* START *

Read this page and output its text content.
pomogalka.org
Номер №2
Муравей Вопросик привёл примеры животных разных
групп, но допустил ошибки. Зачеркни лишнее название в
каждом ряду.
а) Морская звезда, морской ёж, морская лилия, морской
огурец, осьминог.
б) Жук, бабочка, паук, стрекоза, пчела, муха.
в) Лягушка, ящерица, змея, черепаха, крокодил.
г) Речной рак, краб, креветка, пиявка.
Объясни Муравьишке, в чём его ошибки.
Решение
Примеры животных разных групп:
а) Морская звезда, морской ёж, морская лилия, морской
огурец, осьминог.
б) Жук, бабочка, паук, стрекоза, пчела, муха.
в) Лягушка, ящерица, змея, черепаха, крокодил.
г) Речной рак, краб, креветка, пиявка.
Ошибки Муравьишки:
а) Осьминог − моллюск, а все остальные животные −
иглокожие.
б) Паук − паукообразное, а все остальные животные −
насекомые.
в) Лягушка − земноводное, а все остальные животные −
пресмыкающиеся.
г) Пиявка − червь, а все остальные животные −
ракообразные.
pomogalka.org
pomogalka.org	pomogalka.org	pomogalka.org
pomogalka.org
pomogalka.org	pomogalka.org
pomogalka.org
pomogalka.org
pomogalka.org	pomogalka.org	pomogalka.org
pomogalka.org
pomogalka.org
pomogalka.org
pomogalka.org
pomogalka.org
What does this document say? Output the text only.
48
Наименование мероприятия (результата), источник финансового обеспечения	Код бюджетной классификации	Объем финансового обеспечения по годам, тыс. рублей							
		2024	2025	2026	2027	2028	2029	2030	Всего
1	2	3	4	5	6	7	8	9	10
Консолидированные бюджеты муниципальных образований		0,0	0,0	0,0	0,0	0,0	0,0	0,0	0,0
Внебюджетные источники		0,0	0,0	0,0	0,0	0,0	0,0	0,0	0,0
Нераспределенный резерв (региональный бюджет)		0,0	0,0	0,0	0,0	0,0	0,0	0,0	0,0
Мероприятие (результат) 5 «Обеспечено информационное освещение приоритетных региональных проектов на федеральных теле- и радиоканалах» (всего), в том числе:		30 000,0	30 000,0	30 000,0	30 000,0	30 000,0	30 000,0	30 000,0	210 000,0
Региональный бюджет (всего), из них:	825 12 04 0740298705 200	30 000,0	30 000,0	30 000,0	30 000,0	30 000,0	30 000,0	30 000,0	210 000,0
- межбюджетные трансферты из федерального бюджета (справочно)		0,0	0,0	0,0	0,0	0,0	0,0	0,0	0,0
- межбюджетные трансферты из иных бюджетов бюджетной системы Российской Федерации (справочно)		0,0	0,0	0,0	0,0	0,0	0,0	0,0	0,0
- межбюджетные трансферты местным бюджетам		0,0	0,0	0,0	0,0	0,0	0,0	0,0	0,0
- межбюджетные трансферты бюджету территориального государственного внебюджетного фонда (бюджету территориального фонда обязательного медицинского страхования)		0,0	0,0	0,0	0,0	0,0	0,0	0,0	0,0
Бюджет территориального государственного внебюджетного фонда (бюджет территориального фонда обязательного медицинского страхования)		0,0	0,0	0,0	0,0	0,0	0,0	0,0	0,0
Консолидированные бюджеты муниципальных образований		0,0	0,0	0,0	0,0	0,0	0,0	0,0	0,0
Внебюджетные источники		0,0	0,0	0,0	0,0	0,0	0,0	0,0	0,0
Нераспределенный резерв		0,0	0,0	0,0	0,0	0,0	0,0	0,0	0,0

* END *

To be done: Please set down the whole listing above without altering a single line.

Output below:
Read this page and output its text content.
pomogalka.org
Номер №2
Муравей Вопросик привёл примеры животных разных
групп, но допустил ошибки. Зачеркни лишнее название в
каждом ряду.
а) Морская звезда, морской ёж, морская лилия, морской
огурец, осьминог.
б) Жук, бабочка, паук, стрекоза, пчела, муха.
в) Лягушка, ящерица, змея, черепаха, крокодил.
г) Речной рак, краб, креветка, пиявка.
Объясни Муравьишке, в чём его ошибки.
Решение
Примеры животных разных групп:
а) Морская звезда, морской ёж, морская лилия, морской
огурец, осьминог.
б) Жук, бабочка, паук, стрекоза, пчела, муха.
в) Лягушка, ящерица, змея, черепаха, крокодил.
г) Речной рак, краб, креветка, пиявка.
Ошибки Муравьишки:
а) Осьминог − моллюск, а все остальные животные −
иглокожие.
б) Паук − паукообразное, а все остальные животные −
насекомые.
в) Лягушка − земноводное, а все остальные животные −
пресмыкающиеся.
г) Пиявка − червь, а все остальные животные −
ракообразные.
pomogalka.org
pomogalka.org	pomogalka.org	pomogalka.org
pomogalka.org
pomogalka.org	pomogalka.org
pomogalka.org
pomogalka.org
pomogalka.org	pomogalka.org	pomogalka.org
pomogalka.org
pomogalka.org
pomogalka.org
pomogalka.org
pomogalka.org
What does this document say? Output the text only.
48
Наименование мероприятия (результата), источник финансового обеспечения	Код бюджетной классификации	Объем финансового обеспечения по годам, тыс. рублей							
		2024	2025	2026	2027	2028	2029	2030	Всего
1	2	3	4	5	6	7	8	9	10
Консолидированные бюджеты муниципальных образований		0,0	0,0	0,0	0,0	0,0	0,0	0,0	0,0
Внебюджетные источники		0,0	0,0	0,0	0,0	0,0	0,0	0,0	0,0
Нераспределенный резерв (региональный бюджет)		0,0	0,0	0,0	0,0	0,0	0,0	0,0	0,0
Мероприятие (результат) 5 «Обеспечено информационное освещение приоритетных региональных проектов на федеральных теле- и радиоканалах» (всего), в том числе:		30 000,0	30 000,0	30 000,0	30 000,0	30 000,0	30 000,0	30 000,0	210 000,0
Региональный бюджет (всего), из них:	825 12 04 0740298705 200	30 000,0	30 000,0	30 000,0	30 000,0	30 000,0	30 000,0	30 000,0	210 000,0
- межбюджетные трансферты из федерального бюджета (справочно)		0,0	0,0	0,0	0,0	0,0	0,0	0,0	0,0
- межбюджетные трансферты из иных бюджетов бюджетной системы Российской Федерации (справочно)		0,0	0,0	0,0	0,0	0,0	0,0	0,0	0,0
- межбюджетные трансферты местным бюджетам		0,0	0,0	0,0	0,0	0,0	0,0	0,0	0,0
- межбюджетные трансферты бюджету территориального государственного внебюджетного фонда (бюджету территориального фонда обязательного медицинского страхования)		0,0	0,0	0,0	0,0	0,0	0,0	0,0	0,0
Бюджет территориального государственного внебюджетного фонда (бюджет территориального фонда обязательного медицинского страхования)		0,0	0,0	0,0	0,0	0,0	0,0	0,0	0,0
Консолидированные бюджеты муниципальных образований		0,0	0,0	0,0	0,0	0,0	0,0	0,0	0,0
Внебюджетные источники		0,0	0,0	0,0	0,0	0,0	0,0	0,0	0,0
Нераспределенный резерв		0,0	0,0	0,0	0,0	0,0	0,0	0,0	0,0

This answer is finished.